● **Request**:
Below are records; extract exactly the lines from the one containing "What data populates" through the last, both included, and keep the pictures out.

[Extracted data entries]
++++++++++++++++++++

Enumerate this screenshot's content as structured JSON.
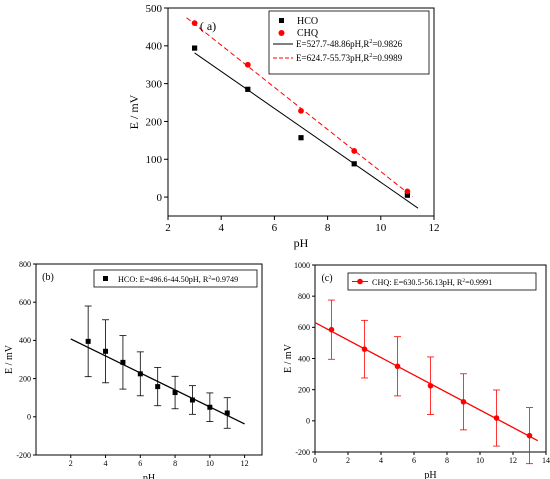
{
  "chart_data": [
    {
      "id": "a",
      "type": "scatter",
      "panel_label": "( a)",
      "xlabel": "pH",
      "ylabel": "E / mV",
      "xlim": [
        2,
        12
      ],
      "ylim": [
        -50,
        500
      ],
      "x_ticks": [
        2,
        4,
        6,
        8,
        10,
        12
      ],
      "y_ticks": [
        0,
        100,
        200,
        300,
        400,
        500
      ],
      "legend_position": "top-right",
      "series": [
        {
          "name": "HCO",
          "color": "#000000",
          "marker": "square",
          "x": [
            3,
            5,
            7,
            9,
            11
          ],
          "y": [
            394,
            285,
            157,
            88,
            5
          ]
        },
        {
          "name": "CHQ",
          "color": "#ff0000",
          "marker": "circle",
          "x": [
            3,
            5,
            7,
            9,
            11
          ],
          "y": [
            460,
            350,
            228,
            122,
            15
          ]
        }
      ],
      "fits": [
        {
          "label_main": "E=527.7-48.86pH,R",
          "sup": "2",
          "label_tail": "=0.9826",
          "intercept": 527.7,
          "slope": -48.86,
          "x_range": [
            3,
            11.4
          ],
          "color": "#000000",
          "dashed": false
        },
        {
          "label_main": "E=624.7-55.73pH,R",
          "sup": "2",
          "label_tail": "=0.9989",
          "intercept": 624.7,
          "slope": -55.73,
          "x_range": [
            2.7,
            11.2
          ],
          "color": "#ff0000",
          "dashed": true
        }
      ]
    },
    {
      "id": "b",
      "type": "scatter",
      "panel_label": "(b)",
      "xlabel": "pH",
      "ylabel": "E / mV",
      "xlim": [
        0,
        13
      ],
      "ylim": [
        -200,
        800
      ],
      "x_ticks": [
        2,
        4,
        6,
        8,
        10,
        12
      ],
      "y_ticks": [
        -200,
        0,
        200,
        400,
        600,
        800
      ],
      "legend_position": "top-right",
      "legend_text": "HCO: E=496.6-44.50pH, R",
      "legend_sup": "2",
      "legend_tail": "=0.9749",
      "series": [
        {
          "name": "HCO",
          "color": "#000000",
          "marker": "square",
          "x": [
            3,
            4,
            5,
            6,
            7,
            8,
            9,
            10,
            11
          ],
          "y": [
            395,
            343,
            285,
            225,
            158,
            127,
            88,
            50,
            20
          ],
          "err": [
            185,
            165,
            140,
            115,
            100,
            85,
            75,
            75,
            80
          ]
        }
      ],
      "fits": [
        {
          "intercept": 496.6,
          "slope": -44.5,
          "x_range": [
            2,
            12
          ],
          "color": "#000000",
          "dashed": false
        }
      ]
    },
    {
      "id": "c",
      "type": "scatter",
      "panel_label": "(c)",
      "xlabel": "pH",
      "ylabel": "E / mV",
      "xlim": [
        0,
        14
      ],
      "ylim": [
        -200,
        1000
      ],
      "x_ticks": [
        0,
        2,
        4,
        6,
        8,
        10,
        12,
        14
      ],
      "y_ticks": [
        -200,
        0,
        200,
        400,
        600,
        800,
        1000
      ],
      "legend_position": "top-right",
      "legend_text": "CHQ: E=630.5-56.13pH, R",
      "legend_sup": "2",
      "legend_tail": "=0.9991",
      "series": [
        {
          "name": "CHQ",
          "color": "#ff0000",
          "marker": "circle",
          "x": [
            1,
            3,
            5,
            7,
            9,
            11,
            13
          ],
          "y": [
            585,
            460,
            350,
            225,
            122,
            18,
            -95
          ],
          "err": [
            190,
            185,
            190,
            185,
            180,
            180,
            180
          ]
        }
      ],
      "fits": [
        {
          "intercept": 630.5,
          "slope": -56.13,
          "x_range": [
            0,
            13.5
          ],
          "color": "#ff0000",
          "dashed": false
        }
      ]
    }
  ]
}
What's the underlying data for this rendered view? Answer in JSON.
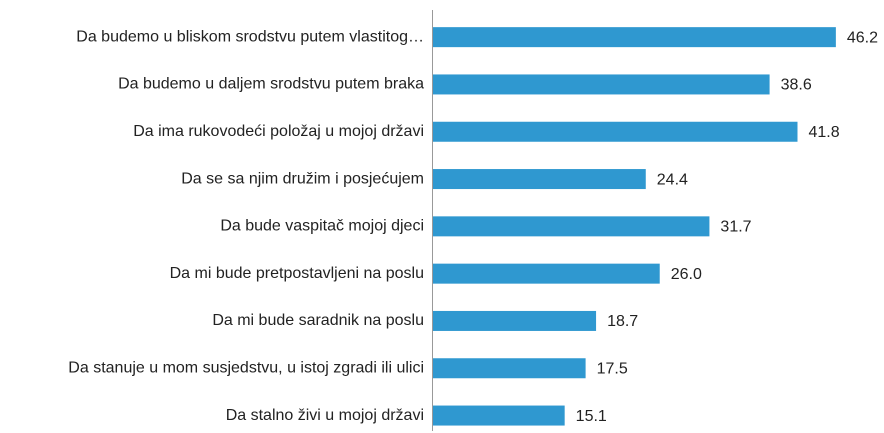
{
  "chart_data": {
    "type": "bar",
    "orientation": "horizontal",
    "color": "#2f98d0",
    "categories": [
      "Da budemo u bliskom srodstvu putem vlastitog…",
      "Da budemo u daljem srodstvu putem braka",
      "Da ima rukovodeći položaj u mojoj državi",
      "Da se sa njim družim i posjećujem",
      "Da bude vaspitač mojoj djeci",
      "Da mi bude pretpostavljeni na poslu",
      "Da mi bude saradnik na poslu",
      "Da stanuje u mom susjedstvu, u istoj zgradi ili ulici",
      "Da stalno živi u mojoj državi"
    ],
    "values": [
      46.2,
      38.6,
      41.8,
      24.4,
      31.7,
      26.0,
      18.7,
      17.5,
      15.1
    ],
    "value_labels": [
      "46.2",
      "38.6",
      "41.8",
      "24.4",
      "31.7",
      "26.0",
      "18.7",
      "17.5",
      "15.1"
    ]
  }
}
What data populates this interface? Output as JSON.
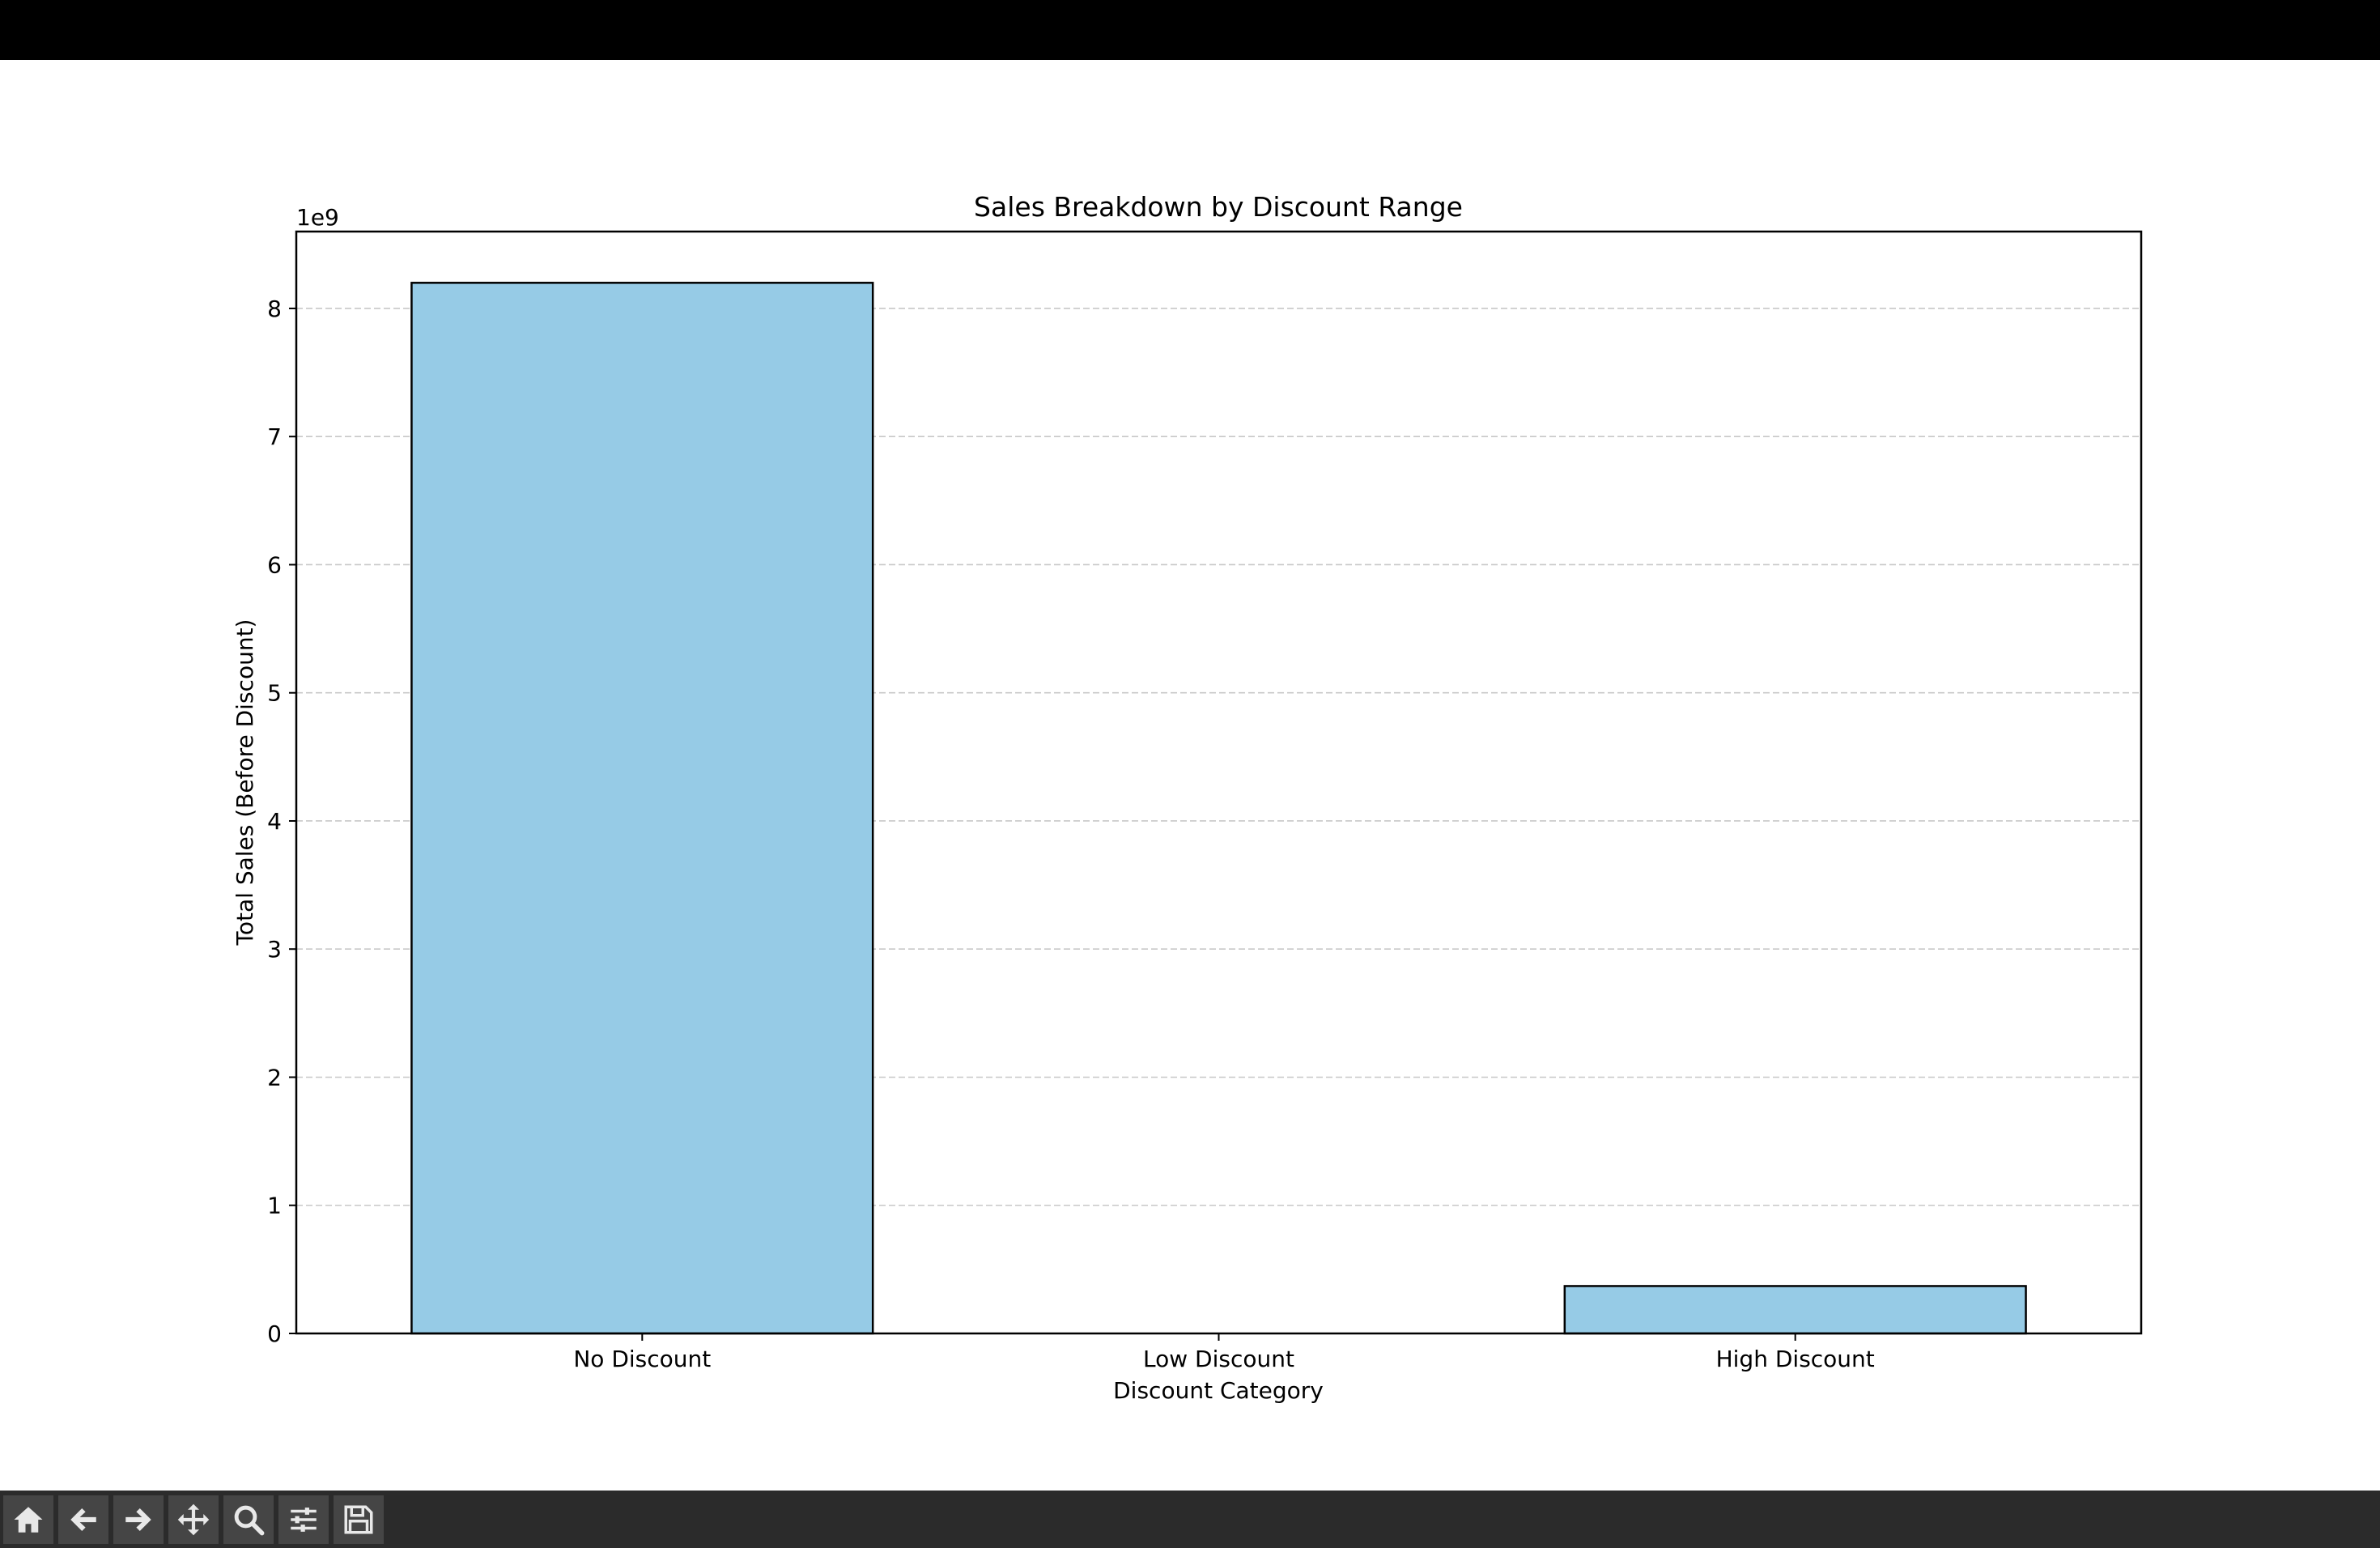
{
  "chart_data": {
    "type": "bar",
    "title": "Sales Breakdown by Discount Range",
    "xlabel": "Discount Category",
    "ylabel": "Total Sales (Before Discount)",
    "y_offset_label": "1e9",
    "categories": [
      "No Discount",
      "Low Discount",
      "High Discount"
    ],
    "values": [
      8200000000.0,
      0,
      370000000.0
    ],
    "ylim": [
      0,
      8600000000.0
    ],
    "yticks": [
      0,
      1,
      2,
      3,
      4,
      5,
      6,
      7,
      8
    ],
    "ytick_scale": 1000000000.0,
    "grid": "y-dashed",
    "bar_color": "#96cbe6",
    "edge_color": "#000000",
    "grid_color": "#c8c8c8"
  },
  "toolbar": {
    "buttons": [
      {
        "name": "home-button",
        "icon": "home-icon"
      },
      {
        "name": "back-button",
        "icon": "arrow-left-icon"
      },
      {
        "name": "forward-button",
        "icon": "arrow-right-icon"
      },
      {
        "name": "pan-button",
        "icon": "move-icon"
      },
      {
        "name": "zoom-button",
        "icon": "magnifier-icon"
      },
      {
        "name": "configure-subplots-button",
        "icon": "sliders-icon"
      },
      {
        "name": "save-button",
        "icon": "floppy-disk-icon"
      }
    ]
  }
}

++++++++++++++++++++

● **Result**:
What data populates this interface? Output as JSON.
{
  "chart_data": {
    "type": "bar",
    "title": "Sales Breakdown by Discount Range",
    "xlabel": "Discount Category",
    "ylabel": "Total Sales (Before Discount)",
    "y_offset_label": "1e9",
    "categories": [
      "No Discount",
      "Low Discount",
      "High Discount"
    ],
    "values": [
      8200000000.0,
      0,
      370000000.0
    ],
    "ylim": [
      0,
      8600000000.0
    ],
    "yticks": [
      0,
      1,
      2,
      3,
      4,
      5,
      6,
      7,
      8
    ],
    "ytick_scale": 1000000000.0,
    "grid": "y-dashed",
    "bar_color": "#96cbe6",
    "edge_color": "#000000",
    "grid_color": "#c8c8c8"
  },
  "toolbar": {
    "buttons": [
      {
        "name": "home-button",
        "icon": "home-icon"
      },
      {
        "name": "back-button",
        "icon": "arrow-left-icon"
      },
      {
        "name": "forward-button",
        "icon": "arrow-right-icon"
      },
      {
        "name": "pan-button",
        "icon": "move-icon"
      },
      {
        "name": "zoom-button",
        "icon": "magnifier-icon"
      },
      {
        "name": "configure-subplots-button",
        "icon": "sliders-icon"
      },
      {
        "name": "save-button",
        "icon": "floppy-disk-icon"
      }
    ]
  }
}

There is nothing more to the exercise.